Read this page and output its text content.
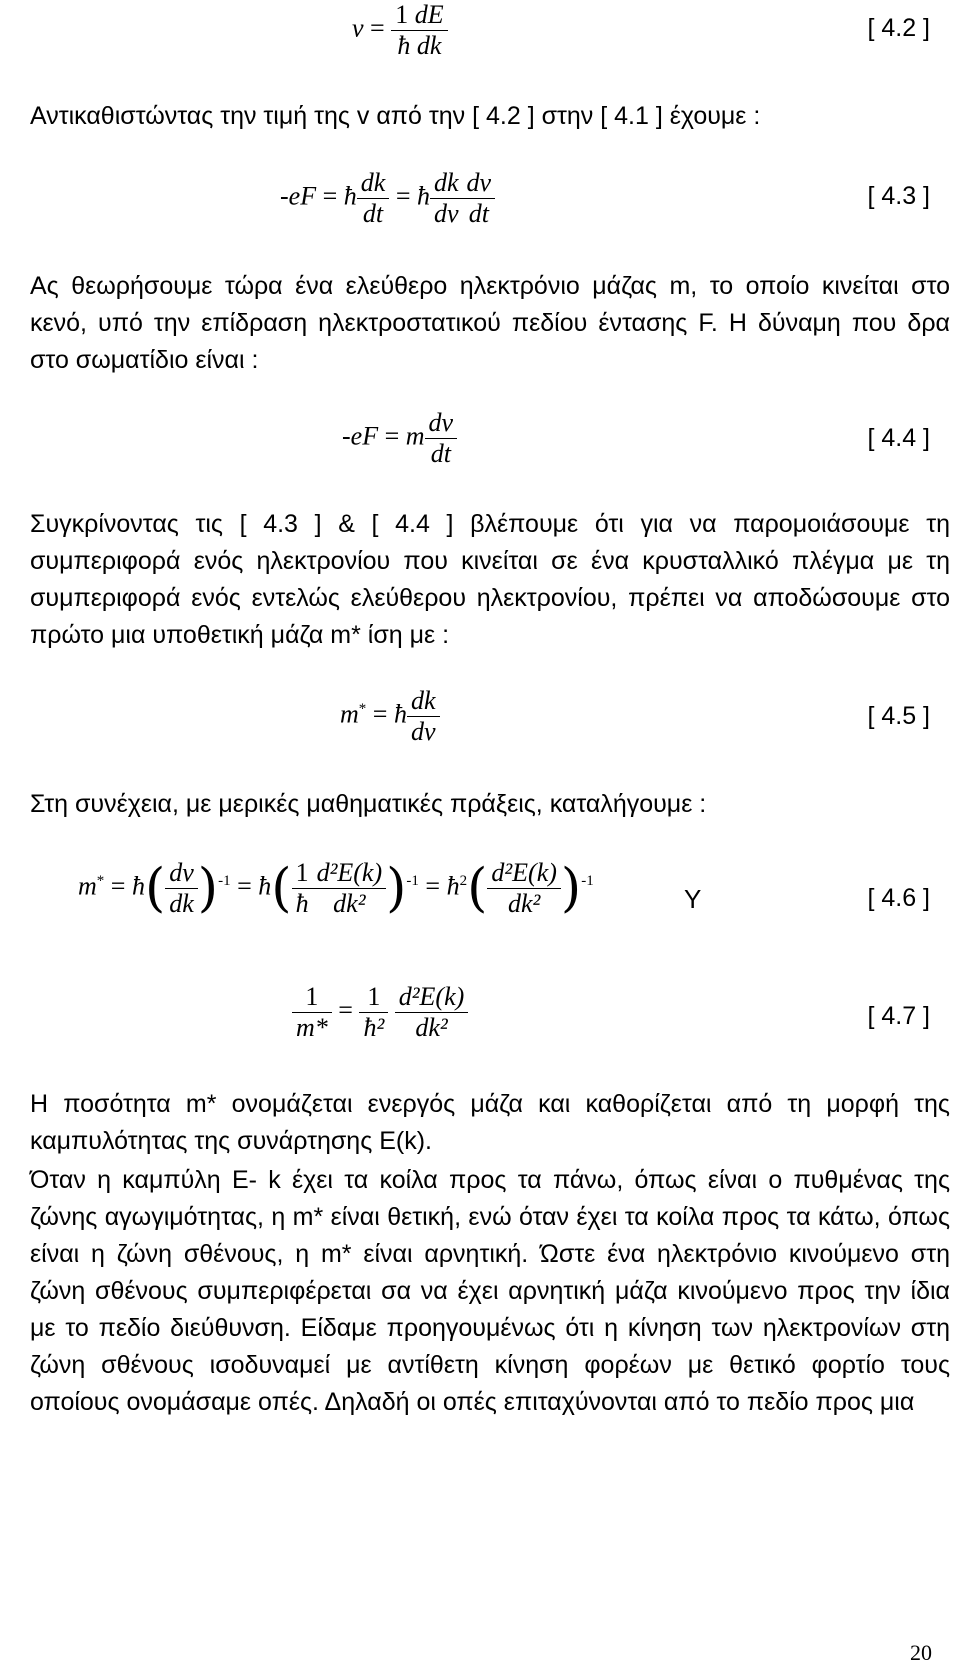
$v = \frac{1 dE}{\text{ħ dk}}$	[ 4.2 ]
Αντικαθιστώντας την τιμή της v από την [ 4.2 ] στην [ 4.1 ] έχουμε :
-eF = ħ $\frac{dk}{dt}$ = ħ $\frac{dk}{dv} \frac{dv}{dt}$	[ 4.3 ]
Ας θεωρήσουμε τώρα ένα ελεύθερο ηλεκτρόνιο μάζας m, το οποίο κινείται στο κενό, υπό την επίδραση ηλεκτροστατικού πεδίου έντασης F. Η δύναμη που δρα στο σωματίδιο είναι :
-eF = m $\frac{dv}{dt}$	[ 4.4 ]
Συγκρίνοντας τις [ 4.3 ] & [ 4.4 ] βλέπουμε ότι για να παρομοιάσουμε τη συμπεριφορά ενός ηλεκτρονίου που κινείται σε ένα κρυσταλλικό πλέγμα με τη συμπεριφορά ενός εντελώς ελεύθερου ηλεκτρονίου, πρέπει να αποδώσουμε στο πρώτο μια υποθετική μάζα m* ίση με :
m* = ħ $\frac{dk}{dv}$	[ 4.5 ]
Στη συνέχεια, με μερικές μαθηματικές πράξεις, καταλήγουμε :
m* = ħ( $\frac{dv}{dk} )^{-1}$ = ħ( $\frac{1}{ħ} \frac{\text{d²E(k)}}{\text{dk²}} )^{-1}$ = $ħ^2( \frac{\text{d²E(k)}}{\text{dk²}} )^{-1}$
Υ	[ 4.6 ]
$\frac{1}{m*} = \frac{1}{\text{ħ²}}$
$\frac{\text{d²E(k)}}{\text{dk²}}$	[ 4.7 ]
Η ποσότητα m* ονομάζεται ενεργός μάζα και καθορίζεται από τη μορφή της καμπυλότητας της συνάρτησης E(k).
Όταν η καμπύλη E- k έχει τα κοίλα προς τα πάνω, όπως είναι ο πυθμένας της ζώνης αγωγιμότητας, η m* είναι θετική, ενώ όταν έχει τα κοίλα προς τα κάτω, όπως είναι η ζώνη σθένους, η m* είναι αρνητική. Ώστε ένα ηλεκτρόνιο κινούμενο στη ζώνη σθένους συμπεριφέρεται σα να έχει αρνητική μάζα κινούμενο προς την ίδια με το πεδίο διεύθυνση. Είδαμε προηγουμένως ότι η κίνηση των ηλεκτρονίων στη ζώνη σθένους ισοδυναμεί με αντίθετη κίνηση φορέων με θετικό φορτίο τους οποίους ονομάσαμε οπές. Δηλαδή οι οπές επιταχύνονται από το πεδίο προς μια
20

===

● Problem description:
Without the pictures, restate all the entries above exactly.

● Answer to the problem:
Read this page and output its text content.
$v = \frac{1 dE}{\text{ħ dk}}$	[ 4.2 ]
Αντικαθιστώντας την τιμή της v από την [ 4.2 ] στην [ 4.1 ] έχουμε :
-eF = ħ $\frac{dk}{dt}$ = ħ $\frac{dk}{dv} \frac{dv}{dt}$	[ 4.3 ]
Ας θεωρήσουμε τώρα ένα ελεύθερο ηλεκτρόνιο μάζας m, το οποίο κινείται στο κενό, υπό την επίδραση ηλεκτροστατικού πεδίου έντασης F. Η δύναμη που δρα στο σωματίδιο είναι :
-eF = m $\frac{dv}{dt}$	[ 4.4 ]
Συγκρίνοντας τις [ 4.3 ] & [ 4.4 ] βλέπουμε ότι για να παρομοιάσουμε τη συμπεριφορά ενός ηλεκτρονίου που κινείται σε ένα κρυσταλλικό πλέγμα με τη συμπεριφορά ενός εντελώς ελεύθερου ηλεκτρονίου, πρέπει να αποδώσουμε στο πρώτο μια υποθετική μάζα m* ίση με :
m* = ħ $\frac{dk}{dv}$	[ 4.5 ]
Στη συνέχεια, με μερικές μαθηματικές πράξεις, καταλήγουμε :
m* = ħ( $\frac{dv}{dk} )^{-1}$ = ħ( $\frac{1}{ħ} \frac{\text{d²E(k)}}{\text{dk²}} )^{-1}$ = $ħ^2( \frac{\text{d²E(k)}}{\text{dk²}} )^{-1}$
Υ	[ 4.6 ]
$\frac{1}{m*} = \frac{1}{\text{ħ²}}$
$\frac{\text{d²E(k)}}{\text{dk²}}$	[ 4.7 ]
Η ποσότητα m* ονομάζεται ενεργός μάζα και καθορίζεται από τη μορφή της καμπυλότητας της συνάρτησης E(k).
Όταν η καμπύλη E- k έχει τα κοίλα προς τα πάνω, όπως είναι ο πυθμένας της ζώνης αγωγιμότητας, η m* είναι θετική, ενώ όταν έχει τα κοίλα προς τα κάτω, όπως είναι η ζώνη σθένους, η m* είναι αρνητική. Ώστε ένα ηλεκτρόνιο κινούμενο στη ζώνη σθένους συμπεριφέρεται σα να έχει αρνητική μάζα κινούμενο προς την ίδια με το πεδίο διεύθυνση. Είδαμε προηγουμένως ότι η κίνηση των ηλεκτρονίων στη ζώνη σθένους ισοδυναμεί με αντίθετη κίνηση φορέων με θετικό φορτίο τους οποίους ονομάσαμε οπές. Δηλαδή οι οπές επιταχύνονται από το πεδίο προς μια
20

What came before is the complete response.